▸ **Your assignment**
When you repeat the listing, keep every character as it is.

Source material section start

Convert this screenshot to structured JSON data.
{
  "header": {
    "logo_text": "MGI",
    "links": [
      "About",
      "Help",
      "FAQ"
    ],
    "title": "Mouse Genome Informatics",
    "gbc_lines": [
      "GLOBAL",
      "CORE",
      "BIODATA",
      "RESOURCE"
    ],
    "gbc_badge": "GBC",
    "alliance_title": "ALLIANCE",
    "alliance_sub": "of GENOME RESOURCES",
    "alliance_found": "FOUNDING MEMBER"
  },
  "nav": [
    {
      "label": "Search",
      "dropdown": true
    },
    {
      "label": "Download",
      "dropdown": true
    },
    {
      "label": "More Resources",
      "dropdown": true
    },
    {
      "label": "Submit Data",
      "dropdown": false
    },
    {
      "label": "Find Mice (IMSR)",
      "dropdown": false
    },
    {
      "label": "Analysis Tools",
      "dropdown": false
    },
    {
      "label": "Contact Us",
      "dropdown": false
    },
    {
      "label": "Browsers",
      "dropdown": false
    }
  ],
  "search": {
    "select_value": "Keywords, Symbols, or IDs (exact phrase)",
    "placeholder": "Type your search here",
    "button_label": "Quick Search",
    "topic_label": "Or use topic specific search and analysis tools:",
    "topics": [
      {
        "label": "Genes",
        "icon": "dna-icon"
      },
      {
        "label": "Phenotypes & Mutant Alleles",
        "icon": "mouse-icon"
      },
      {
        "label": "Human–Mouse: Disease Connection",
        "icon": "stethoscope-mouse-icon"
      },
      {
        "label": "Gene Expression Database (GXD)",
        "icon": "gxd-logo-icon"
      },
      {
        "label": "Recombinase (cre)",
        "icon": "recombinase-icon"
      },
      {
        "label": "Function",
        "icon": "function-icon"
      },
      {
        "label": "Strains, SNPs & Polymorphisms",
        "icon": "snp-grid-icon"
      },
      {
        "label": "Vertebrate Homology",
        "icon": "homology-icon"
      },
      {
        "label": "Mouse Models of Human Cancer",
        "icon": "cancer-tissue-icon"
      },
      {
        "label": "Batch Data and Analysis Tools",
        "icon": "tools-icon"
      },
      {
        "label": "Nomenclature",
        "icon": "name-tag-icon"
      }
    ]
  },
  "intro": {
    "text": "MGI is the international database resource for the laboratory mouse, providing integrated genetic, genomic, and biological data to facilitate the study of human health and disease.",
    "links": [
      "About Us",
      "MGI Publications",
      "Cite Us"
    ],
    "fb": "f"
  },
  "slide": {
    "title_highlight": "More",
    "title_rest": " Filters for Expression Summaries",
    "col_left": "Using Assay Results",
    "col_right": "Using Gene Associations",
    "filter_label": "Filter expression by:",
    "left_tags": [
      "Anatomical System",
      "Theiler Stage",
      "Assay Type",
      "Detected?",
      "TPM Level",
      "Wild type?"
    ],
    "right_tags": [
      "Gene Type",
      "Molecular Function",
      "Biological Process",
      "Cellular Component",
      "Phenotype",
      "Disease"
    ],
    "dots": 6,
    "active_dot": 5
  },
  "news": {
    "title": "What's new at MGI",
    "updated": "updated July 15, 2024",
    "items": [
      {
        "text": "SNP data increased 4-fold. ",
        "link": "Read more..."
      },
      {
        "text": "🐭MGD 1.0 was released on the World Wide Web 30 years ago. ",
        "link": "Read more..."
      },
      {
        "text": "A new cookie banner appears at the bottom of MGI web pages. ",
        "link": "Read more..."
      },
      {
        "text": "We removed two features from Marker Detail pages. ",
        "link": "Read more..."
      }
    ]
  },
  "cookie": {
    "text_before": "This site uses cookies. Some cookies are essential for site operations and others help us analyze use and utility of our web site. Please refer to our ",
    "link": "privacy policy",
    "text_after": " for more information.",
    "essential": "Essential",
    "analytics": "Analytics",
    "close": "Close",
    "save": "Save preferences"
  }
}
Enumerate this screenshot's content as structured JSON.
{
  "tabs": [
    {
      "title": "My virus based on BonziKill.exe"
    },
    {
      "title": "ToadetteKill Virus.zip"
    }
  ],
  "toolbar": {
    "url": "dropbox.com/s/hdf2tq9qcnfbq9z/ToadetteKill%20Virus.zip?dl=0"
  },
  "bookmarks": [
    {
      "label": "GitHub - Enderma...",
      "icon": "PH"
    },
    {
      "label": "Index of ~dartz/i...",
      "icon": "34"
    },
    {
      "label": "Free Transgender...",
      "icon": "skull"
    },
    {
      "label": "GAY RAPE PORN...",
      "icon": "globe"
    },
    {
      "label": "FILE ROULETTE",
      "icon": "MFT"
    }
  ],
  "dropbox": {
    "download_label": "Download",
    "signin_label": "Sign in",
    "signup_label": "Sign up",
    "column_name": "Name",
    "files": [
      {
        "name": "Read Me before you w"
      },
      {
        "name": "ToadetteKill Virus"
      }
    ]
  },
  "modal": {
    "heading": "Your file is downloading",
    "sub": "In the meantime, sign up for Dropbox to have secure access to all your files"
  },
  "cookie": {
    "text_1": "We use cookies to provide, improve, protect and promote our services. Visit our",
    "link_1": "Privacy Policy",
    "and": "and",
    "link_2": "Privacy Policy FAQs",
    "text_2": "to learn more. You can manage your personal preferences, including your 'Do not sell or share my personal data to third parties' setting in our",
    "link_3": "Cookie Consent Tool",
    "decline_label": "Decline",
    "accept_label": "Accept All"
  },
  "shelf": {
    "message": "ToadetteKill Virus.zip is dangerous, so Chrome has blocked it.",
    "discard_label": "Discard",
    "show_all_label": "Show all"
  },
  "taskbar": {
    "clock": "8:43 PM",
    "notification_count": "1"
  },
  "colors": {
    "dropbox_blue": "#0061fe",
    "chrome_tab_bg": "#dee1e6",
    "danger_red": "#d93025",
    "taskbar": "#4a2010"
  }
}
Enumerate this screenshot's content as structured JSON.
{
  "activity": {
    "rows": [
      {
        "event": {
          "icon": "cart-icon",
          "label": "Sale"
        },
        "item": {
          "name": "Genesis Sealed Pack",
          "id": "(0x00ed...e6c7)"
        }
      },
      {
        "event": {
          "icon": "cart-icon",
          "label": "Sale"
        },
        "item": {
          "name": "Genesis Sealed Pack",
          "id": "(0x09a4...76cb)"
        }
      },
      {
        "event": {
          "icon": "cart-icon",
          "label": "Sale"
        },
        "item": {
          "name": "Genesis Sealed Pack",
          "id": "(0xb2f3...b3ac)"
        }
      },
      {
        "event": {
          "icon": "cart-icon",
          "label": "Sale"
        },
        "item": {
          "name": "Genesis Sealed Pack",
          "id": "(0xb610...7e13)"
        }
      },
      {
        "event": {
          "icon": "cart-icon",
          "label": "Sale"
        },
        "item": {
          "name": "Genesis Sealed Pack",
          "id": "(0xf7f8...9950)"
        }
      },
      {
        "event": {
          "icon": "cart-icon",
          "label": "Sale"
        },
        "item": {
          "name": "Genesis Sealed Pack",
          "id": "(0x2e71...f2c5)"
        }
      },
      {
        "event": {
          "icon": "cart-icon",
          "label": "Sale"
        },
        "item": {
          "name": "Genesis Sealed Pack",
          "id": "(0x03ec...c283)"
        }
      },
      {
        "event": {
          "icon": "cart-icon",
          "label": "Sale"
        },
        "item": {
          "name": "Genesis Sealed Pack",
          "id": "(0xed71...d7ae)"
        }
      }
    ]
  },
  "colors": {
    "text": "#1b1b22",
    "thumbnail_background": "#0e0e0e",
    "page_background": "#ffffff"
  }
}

Source material section end

▸ **Worked solution**
Convert this screenshot to structured JSON data.
{
  "header": {
    "logo_text": "MGI",
    "links": [
      "About",
      "Help",
      "FAQ"
    ],
    "title": "Mouse Genome Informatics",
    "gbc_lines": [
      "GLOBAL",
      "CORE",
      "BIODATA",
      "RESOURCE"
    ],
    "gbc_badge": "GBC",
    "alliance_title": "ALLIANCE",
    "alliance_sub": "of GENOME RESOURCES",
    "alliance_found": "FOUNDING MEMBER"
  },
  "nav": [
    {
      "label": "Search",
      "dropdown": true
    },
    {
      "label": "Download",
      "dropdown": true
    },
    {
      "label": "More Resources",
      "dropdown": true
    },
    {
      "label": "Submit Data",
      "dropdown": false
    },
    {
      "label": "Find Mice (IMSR)",
      "dropdown": false
    },
    {
      "label": "Analysis Tools",
      "dropdown": false
    },
    {
      "label": "Contact Us",
      "dropdown": false
    },
    {
      "label": "Browsers",
      "dropdown": false
    }
  ],
  "search": {
    "select_value": "Keywords, Symbols, or IDs (exact phrase)",
    "placeholder": "Type your search here",
    "button_label": "Quick Search",
    "topic_label": "Or use topic specific search and analysis tools:",
    "topics": [
      {
        "label": "Genes",
        "icon": "dna-icon"
      },
      {
        "label": "Phenotypes & Mutant Alleles",
        "icon": "mouse-icon"
      },
      {
        "label": "Human–Mouse: Disease Connection",
        "icon": "stethoscope-mouse-icon"
      },
      {
        "label": "Gene Expression Database (GXD)",
        "icon": "gxd-logo-icon"
      },
      {
        "label": "Recombinase (cre)",
        "icon": "recombinase-icon"
      },
      {
        "label": "Function",
        "icon": "function-icon"
      },
      {
        "label": "Strains, SNPs & Polymorphisms",
        "icon": "snp-grid-icon"
      },
      {
        "label": "Vertebrate Homology",
        "icon": "homology-icon"
      },
      {
        "label": "Mouse Models of Human Cancer",
        "icon": "cancer-tissue-icon"
      },
      {
        "label": "Batch Data and Analysis Tools",
        "icon": "tools-icon"
      },
      {
        "label": "Nomenclature",
        "icon": "name-tag-icon"
      }
    ]
  },
  "intro": {
    "text": "MGI is the international database resource for the laboratory mouse, providing integrated genetic, genomic, and biological data to facilitate the study of human health and disease.",
    "links": [
      "About Us",
      "MGI Publications",
      "Cite Us"
    ],
    "fb": "f"
  },
  "slide": {
    "title_highlight": "More",
    "title_rest": " Filters for Expression Summaries",
    "col_left": "Using Assay Results",
    "col_right": "Using Gene Associations",
    "filter_label": "Filter expression by:",
    "left_tags": [
      "Anatomical System",
      "Theiler Stage",
      "Assay Type",
      "Detected?",
      "TPM Level",
      "Wild type?"
    ],
    "right_tags": [
      "Gene Type",
      "Molecular Function",
      "Biological Process",
      "Cellular Component",
      "Phenotype",
      "Disease"
    ],
    "dots": 6,
    "active_dot": 5
  },
  "news": {
    "title": "What's new at MGI",
    "updated": "updated July 15, 2024",
    "items": [
      {
        "text": "SNP data increased 4-fold. ",
        "link": "Read more..."
      },
      {
        "text": "🐭MGD 1.0 was released on the World Wide Web 30 years ago. ",
        "link": "Read more..."
      },
      {
        "text": "A new cookie banner appears at the bottom of MGI web pages. ",
        "link": "Read more..."
      },
      {
        "text": "We removed two features from Marker Detail pages. ",
        "link": "Read more..."
      }
    ]
  },
  "cookie": {
    "text_before": "This site uses cookies. Some cookies are essential for site operations and others help us analyze use and utility of our web site. Please refer to our ",
    "link": "privacy policy",
    "text_after": " for more information.",
    "essential": "Essential",
    "analytics": "Analytics",
    "close": "Close",
    "save": "Save preferences"
  }
}
Enumerate this screenshot's content as structured JSON.
{
  "tabs": [
    {
      "title": "My virus based on BonziKill.exe"
    },
    {
      "title": "ToadetteKill Virus.zip"
    }
  ],
  "toolbar": {
    "url": "dropbox.com/s/hdf2tq9qcnfbq9z/ToadetteKill%20Virus.zip?dl=0"
  },
  "bookmarks": [
    {
      "label": "GitHub - Enderma...",
      "icon": "PH"
    },
    {
      "label": "Index of ~dartz/i...",
      "icon": "34"
    },
    {
      "label": "Free Transgender...",
      "icon": "skull"
    },
    {
      "label": "GAY RAPE PORN...",
      "icon": "globe"
    },
    {
      "label": "FILE ROULETTE",
      "icon": "MFT"
    }
  ],
  "dropbox": {
    "download_label": "Download",
    "signin_label": "Sign in",
    "signup_label": "Sign up",
    "column_name": "Name",
    "files": [
      {
        "name": "Read Me before you w"
      },
      {
        "name": "ToadetteKill Virus"
      }
    ]
  },
  "modal": {
    "heading": "Your file is downloading",
    "sub": "In the meantime, sign up for Dropbox to have secure access to all your files"
  },
  "cookie": {
    "text_1": "We use cookies to provide, improve, protect and promote our services. Visit our",
    "link_1": "Privacy Policy",
    "and": "and",
    "link_2": "Privacy Policy FAQs",
    "text_2": "to learn more. You can manage your personal preferences, including your 'Do not sell or share my personal data to third parties' setting in our",
    "link_3": "Cookie Consent Tool",
    "decline_label": "Decline",
    "accept_label": "Accept All"
  },
  "shelf": {
    "message": "ToadetteKill Virus.zip is dangerous, so Chrome has blocked it.",
    "discard_label": "Discard",
    "show_all_label": "Show all"
  },
  "taskbar": {
    "clock": "8:43 PM",
    "notification_count": "1"
  },
  "colors": {
    "dropbox_blue": "#0061fe",
    "chrome_tab_bg": "#dee1e6",
    "danger_red": "#d93025",
    "taskbar": "#4a2010"
  }
}
Enumerate this screenshot's content as structured JSON.
{
  "activity": {
    "rows": [
      {
        "event": {
          "icon": "cart-icon",
          "label": "Sale"
        },
        "item": {
          "name": "Genesis Sealed Pack",
          "id": "(0x00ed...e6c7)"
        }
      },
      {
        "event": {
          "icon": "cart-icon",
          "label": "Sale"
        },
        "item": {
          "name": "Genesis Sealed Pack",
          "id": "(0x09a4...76cb)"
        }
      },
      {
        "event": {
          "icon": "cart-icon",
          "label": "Sale"
        },
        "item": {
          "name": "Genesis Sealed Pack",
          "id": "(0xb2f3...b3ac)"
        }
      },
      {
        "event": {
          "icon": "cart-icon",
          "label": "Sale"
        },
        "item": {
          "name": "Genesis Sealed Pack",
          "id": "(0xb610...7e13)"
        }
      },
      {
        "event": {
          "icon": "cart-icon",
          "label": "Sale"
        },
        "item": {
          "name": "Genesis Sealed Pack",
          "id": "(0xf7f8...9950)"
        }
      },
      {
        "event": {
          "icon": "cart-icon",
          "label": "Sale"
        },
        "item": {
          "name": "Genesis Sealed Pack",
          "id": "(0x2e71...f2c5)"
        }
      },
      {
        "event": {
          "icon": "cart-icon",
          "label": "Sale"
        },
        "item": {
          "name": "Genesis Sealed Pack",
          "id": "(0x03ec...c283)"
        }
      },
      {
        "event": {
          "icon": "cart-icon",
          "label": "Sale"
        },
        "item": {
          "name": "Genesis Sealed Pack",
          "id": "(0xed71...d7ae)"
        }
      }
    ]
  },
  "colors": {
    "text": "#1b1b22",
    "thumbnail_background": "#0e0e0e",
    "page_background": "#ffffff"
  }
}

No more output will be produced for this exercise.